**WRITTEN REQUEST**
Say how many lines of these entries include the word "ГНТЭ", and answer with the number alone.

**PROVIDED DATA**
──────
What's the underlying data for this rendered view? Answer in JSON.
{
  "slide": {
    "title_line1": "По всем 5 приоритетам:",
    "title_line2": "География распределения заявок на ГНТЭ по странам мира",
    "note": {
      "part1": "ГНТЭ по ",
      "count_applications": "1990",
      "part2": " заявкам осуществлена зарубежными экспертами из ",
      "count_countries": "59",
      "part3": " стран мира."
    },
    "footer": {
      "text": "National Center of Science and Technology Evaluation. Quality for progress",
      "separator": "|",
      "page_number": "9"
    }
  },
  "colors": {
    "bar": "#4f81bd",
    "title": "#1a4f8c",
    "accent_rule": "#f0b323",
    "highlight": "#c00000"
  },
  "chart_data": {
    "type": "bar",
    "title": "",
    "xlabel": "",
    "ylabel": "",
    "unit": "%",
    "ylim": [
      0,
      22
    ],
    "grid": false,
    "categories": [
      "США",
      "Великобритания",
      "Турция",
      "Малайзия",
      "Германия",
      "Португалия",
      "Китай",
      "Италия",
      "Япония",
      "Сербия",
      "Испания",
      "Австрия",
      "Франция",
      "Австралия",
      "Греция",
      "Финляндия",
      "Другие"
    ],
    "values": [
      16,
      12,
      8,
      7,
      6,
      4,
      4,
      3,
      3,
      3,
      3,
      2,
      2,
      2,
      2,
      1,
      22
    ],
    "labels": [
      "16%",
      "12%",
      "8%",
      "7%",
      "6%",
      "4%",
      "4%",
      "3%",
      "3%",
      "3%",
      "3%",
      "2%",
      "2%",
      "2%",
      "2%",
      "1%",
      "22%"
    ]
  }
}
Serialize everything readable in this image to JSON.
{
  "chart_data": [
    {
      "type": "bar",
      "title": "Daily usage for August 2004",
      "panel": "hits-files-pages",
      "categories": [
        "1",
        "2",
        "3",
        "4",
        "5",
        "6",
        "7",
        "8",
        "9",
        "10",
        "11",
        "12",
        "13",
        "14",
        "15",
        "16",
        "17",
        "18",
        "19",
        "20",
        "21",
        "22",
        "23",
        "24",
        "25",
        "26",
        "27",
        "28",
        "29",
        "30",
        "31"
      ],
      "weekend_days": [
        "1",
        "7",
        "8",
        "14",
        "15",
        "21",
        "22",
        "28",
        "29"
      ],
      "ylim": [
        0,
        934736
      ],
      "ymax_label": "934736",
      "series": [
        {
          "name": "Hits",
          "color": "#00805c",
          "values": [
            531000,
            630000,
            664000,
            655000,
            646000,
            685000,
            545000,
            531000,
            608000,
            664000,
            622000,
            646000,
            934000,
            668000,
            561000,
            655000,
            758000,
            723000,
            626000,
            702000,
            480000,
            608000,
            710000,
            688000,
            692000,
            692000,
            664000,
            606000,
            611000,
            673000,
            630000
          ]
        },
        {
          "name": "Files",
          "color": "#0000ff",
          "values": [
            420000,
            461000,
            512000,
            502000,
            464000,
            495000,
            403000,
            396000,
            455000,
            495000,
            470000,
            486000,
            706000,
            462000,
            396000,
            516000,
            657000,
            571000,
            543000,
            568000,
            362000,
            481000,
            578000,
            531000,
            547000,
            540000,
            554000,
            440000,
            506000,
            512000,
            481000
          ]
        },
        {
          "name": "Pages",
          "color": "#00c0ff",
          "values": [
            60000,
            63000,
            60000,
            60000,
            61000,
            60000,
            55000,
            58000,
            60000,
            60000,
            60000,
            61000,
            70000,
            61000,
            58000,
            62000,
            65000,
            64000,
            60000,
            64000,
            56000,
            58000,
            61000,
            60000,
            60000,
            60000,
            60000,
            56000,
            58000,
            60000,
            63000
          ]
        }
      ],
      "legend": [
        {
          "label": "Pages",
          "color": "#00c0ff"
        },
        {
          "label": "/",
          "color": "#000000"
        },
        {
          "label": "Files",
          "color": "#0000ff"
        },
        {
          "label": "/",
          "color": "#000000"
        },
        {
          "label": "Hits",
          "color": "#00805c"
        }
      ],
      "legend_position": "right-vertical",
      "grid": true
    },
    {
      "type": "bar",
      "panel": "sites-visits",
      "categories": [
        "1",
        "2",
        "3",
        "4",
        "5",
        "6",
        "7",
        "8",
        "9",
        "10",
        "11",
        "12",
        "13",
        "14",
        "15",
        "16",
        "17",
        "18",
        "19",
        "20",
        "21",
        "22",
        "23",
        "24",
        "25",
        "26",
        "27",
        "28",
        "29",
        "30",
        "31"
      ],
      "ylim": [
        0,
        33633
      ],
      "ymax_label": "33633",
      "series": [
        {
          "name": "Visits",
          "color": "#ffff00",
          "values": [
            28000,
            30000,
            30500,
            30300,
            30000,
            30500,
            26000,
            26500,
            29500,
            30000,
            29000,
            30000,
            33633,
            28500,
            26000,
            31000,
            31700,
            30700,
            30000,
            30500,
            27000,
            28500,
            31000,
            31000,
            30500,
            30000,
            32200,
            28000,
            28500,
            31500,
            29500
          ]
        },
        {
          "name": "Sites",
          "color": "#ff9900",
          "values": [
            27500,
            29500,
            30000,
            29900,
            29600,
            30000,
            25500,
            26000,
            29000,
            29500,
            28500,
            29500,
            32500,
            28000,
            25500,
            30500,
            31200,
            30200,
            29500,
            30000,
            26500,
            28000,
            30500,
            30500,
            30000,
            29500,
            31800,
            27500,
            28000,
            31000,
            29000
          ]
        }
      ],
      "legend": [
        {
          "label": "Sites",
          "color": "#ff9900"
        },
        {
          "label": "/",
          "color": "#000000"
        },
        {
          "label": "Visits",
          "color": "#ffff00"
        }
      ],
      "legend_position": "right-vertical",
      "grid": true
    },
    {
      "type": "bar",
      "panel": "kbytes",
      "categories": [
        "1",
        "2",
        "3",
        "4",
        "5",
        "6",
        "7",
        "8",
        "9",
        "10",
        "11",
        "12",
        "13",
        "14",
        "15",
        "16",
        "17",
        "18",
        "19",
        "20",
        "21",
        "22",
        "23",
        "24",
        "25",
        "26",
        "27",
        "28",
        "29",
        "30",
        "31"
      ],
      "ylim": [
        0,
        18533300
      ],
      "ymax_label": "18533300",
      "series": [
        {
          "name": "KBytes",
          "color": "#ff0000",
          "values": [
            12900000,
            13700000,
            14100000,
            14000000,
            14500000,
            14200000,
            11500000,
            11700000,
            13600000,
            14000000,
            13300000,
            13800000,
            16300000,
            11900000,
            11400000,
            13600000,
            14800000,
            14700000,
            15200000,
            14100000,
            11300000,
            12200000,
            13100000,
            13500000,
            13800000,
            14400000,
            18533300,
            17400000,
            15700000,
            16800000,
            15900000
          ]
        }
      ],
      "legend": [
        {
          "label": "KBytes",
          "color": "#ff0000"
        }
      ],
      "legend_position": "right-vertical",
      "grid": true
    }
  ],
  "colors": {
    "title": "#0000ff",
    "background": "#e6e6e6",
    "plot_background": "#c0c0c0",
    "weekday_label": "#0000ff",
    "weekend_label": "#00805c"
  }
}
──────
**RESULT OF THE TASK**
2